== Your task ==
Extract each line of the data below exactly as written.

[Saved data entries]
◆ ◆ ◆
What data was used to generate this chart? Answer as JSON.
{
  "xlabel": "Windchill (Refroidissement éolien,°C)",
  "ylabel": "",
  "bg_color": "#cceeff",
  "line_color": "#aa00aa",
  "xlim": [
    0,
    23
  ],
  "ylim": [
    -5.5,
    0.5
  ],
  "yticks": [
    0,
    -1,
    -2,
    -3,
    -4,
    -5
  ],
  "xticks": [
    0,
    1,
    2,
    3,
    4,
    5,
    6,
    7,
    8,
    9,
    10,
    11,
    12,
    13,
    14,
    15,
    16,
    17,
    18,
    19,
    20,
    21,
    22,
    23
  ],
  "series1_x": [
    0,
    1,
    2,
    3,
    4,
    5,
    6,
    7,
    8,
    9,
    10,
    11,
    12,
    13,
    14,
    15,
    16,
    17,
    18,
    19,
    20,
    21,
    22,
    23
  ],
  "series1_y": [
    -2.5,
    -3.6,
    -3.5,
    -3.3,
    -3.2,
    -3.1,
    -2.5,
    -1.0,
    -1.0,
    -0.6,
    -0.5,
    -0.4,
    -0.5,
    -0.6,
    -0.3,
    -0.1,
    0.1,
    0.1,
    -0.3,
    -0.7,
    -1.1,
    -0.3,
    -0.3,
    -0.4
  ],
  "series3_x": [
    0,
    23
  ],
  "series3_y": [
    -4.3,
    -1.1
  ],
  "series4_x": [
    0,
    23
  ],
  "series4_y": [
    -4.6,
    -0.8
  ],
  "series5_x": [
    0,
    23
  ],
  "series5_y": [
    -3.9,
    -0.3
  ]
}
◆ ◆ ◆
== Task response ==
What data was used to generate this chart? Answer as JSON.
{
  "xlabel": "Windchill (Refroidissement éolien,°C)",
  "ylabel": "",
  "bg_color": "#cceeff",
  "line_color": "#aa00aa",
  "xlim": [
    0,
    23
  ],
  "ylim": [
    -5.5,
    0.5
  ],
  "yticks": [
    0,
    -1,
    -2,
    -3,
    -4,
    -5
  ],
  "xticks": [
    0,
    1,
    2,
    3,
    4,
    5,
    6,
    7,
    8,
    9,
    10,
    11,
    12,
    13,
    14,
    15,
    16,
    17,
    18,
    19,
    20,
    21,
    22,
    23
  ],
  "series1_x": [
    0,
    1,
    2,
    3,
    4,
    5,
    6,
    7,
    8,
    9,
    10,
    11,
    12,
    13,
    14,
    15,
    16,
    17,
    18,
    19,
    20,
    21,
    22,
    23
  ],
  "series1_y": [
    -2.5,
    -3.6,
    -3.5,
    -3.3,
    -3.2,
    -3.1,
    -2.5,
    -1.0,
    -1.0,
    -0.6,
    -0.5,
    -0.4,
    -0.5,
    -0.6,
    -0.3,
    -0.1,
    0.1,
    0.1,
    -0.3,
    -0.7,
    -1.1,
    -0.3,
    -0.3,
    -0.4
  ],
  "series3_x": [
    0,
    23
  ],
  "series3_y": [
    -4.3,
    -1.1
  ],
  "series4_x": [
    0,
    23
  ],
  "series4_y": [
    -4.6,
    -0.8
  ],
  "series5_x": [
    0,
    23
  ],
  "series5_y": [
    -3.9,
    -0.3
  ]
}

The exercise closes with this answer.